# What the exercise asks
Return all of the entries exactly as written.

Data listing
+++++

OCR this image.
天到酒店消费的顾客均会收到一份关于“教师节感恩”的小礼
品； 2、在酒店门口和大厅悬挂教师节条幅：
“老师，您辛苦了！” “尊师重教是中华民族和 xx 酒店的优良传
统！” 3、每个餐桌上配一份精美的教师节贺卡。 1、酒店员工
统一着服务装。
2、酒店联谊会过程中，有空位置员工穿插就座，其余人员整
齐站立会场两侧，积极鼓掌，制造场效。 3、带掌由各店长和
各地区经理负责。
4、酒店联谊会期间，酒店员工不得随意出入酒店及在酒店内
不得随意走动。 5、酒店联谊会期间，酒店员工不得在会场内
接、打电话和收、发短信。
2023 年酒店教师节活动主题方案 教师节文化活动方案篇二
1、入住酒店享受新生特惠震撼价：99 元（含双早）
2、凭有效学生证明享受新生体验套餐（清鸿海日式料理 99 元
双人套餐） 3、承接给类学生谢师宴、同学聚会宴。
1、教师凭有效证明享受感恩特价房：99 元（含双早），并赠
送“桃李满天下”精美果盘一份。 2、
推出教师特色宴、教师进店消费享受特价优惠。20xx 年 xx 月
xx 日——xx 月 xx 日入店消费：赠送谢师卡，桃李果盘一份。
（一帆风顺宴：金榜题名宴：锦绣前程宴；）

+++++

# Full answer
OCR this image.
天到酒店消费的顾客均会收到一份关于“教师节感恩”的小礼
品； 2、在酒店门口和大厅悬挂教师节条幅：
“老师，您辛苦了！” “尊师重教是中华民族和 xx 酒店的优良传
统！” 3、每个餐桌上配一份精美的教师节贺卡。 1、酒店员工
统一着服务装。
2、酒店联谊会过程中，有空位置员工穿插就座，其余人员整
齐站立会场两侧，积极鼓掌，制造场效。 3、带掌由各店长和
各地区经理负责。
4、酒店联谊会期间，酒店员工不得随意出入酒店及在酒店内
不得随意走动。 5、酒店联谊会期间，酒店员工不得在会场内
接、打电话和收、发短信。
2023 年酒店教师节活动主题方案 教师节文化活动方案篇二
1、入住酒店享受新生特惠震撼价：99 元（含双早）
2、凭有效学生证明享受新生体验套餐（清鸿海日式料理 99 元
双人套餐） 3、承接给类学生谢师宴、同学聚会宴。
1、教师凭有效证明享受感恩特价房：99 元（含双早），并赠
送“桃李满天下”精美果盘一份。 2、
推出教师特色宴、教师进店消费享受特价优惠。20xx 年 xx 月
xx 日——xx 月 xx 日入店消费：赠送谢师卡，桃李果盘一份。
（一帆风顺宴：金榜题名宴：锦绣前程宴；）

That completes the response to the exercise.